(Stored data)
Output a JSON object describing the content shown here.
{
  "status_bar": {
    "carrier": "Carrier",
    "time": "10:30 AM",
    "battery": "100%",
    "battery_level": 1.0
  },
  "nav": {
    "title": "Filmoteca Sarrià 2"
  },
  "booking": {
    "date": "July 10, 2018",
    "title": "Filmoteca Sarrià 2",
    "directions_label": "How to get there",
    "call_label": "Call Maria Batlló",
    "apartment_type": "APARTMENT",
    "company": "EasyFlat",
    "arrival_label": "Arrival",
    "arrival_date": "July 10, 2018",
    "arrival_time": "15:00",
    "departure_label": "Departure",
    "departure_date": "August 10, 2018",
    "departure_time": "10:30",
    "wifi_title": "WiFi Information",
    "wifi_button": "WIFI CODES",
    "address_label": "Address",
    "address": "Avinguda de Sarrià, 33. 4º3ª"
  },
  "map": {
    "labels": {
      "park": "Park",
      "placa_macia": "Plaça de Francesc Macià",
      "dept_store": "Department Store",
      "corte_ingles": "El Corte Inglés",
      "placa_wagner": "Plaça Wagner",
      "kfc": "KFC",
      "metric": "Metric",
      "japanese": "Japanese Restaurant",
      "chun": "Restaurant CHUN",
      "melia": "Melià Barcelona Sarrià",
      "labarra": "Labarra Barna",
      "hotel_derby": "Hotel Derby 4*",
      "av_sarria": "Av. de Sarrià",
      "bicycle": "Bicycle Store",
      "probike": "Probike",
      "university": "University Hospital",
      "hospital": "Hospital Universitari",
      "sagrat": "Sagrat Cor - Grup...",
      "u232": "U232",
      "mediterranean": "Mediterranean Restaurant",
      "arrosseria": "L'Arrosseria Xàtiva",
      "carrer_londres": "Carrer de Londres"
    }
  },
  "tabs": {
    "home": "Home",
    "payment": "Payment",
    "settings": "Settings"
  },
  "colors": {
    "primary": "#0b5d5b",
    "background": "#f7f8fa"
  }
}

**Task details**. Every record above needs to be repeated word for word.

**Correct output**.
Output a JSON object describing the content shown here.
{
  "status_bar": {
    "carrier": "Carrier",
    "time": "10:30 AM",
    "battery": "100%",
    "battery_level": 1.0
  },
  "nav": {
    "title": "Filmoteca Sarrià 2"
  },
  "booking": {
    "date": "July 10, 2018",
    "title": "Filmoteca Sarrià 2",
    "directions_label": "How to get there",
    "call_label": "Call Maria Batlló",
    "apartment_type": "APARTMENT",
    "company": "EasyFlat",
    "arrival_label": "Arrival",
    "arrival_date": "July 10, 2018",
    "arrival_time": "15:00",
    "departure_label": "Departure",
    "departure_date": "August 10, 2018",
    "departure_time": "10:30",
    "wifi_title": "WiFi Information",
    "wifi_button": "WIFI CODES",
    "address_label": "Address",
    "address": "Avinguda de Sarrià, 33. 4º3ª"
  },
  "map": {
    "labels": {
      "park": "Park",
      "placa_macia": "Plaça de Francesc Macià",
      "dept_store": "Department Store",
      "corte_ingles": "El Corte Inglés",
      "placa_wagner": "Plaça Wagner",
      "kfc": "KFC",
      "metric": "Metric",
      "japanese": "Japanese Restaurant",
      "chun": "Restaurant CHUN",
      "melia": "Melià Barcelona Sarrià",
      "labarra": "Labarra Barna",
      "hotel_derby": "Hotel Derby 4*",
      "av_sarria": "Av. de Sarrià",
      "bicycle": "Bicycle Store",
      "probike": "Probike",
      "university": "University Hospital",
      "hospital": "Hospital Universitari",
      "sagrat": "Sagrat Cor - Grup...",
      "u232": "U232",
      "mediterranean": "Mediterranean Restaurant",
      "arrosseria": "L'Arrosseria Xàtiva",
      "carrer_londres": "Carrer de Londres"
    }
  },
  "tabs": {
    "home": "Home",
    "payment": "Payment",
    "settings": "Settings"
  },
  "colors": {
    "primary": "#0b5d5b",
    "background": "#f7f8fa"
  }
}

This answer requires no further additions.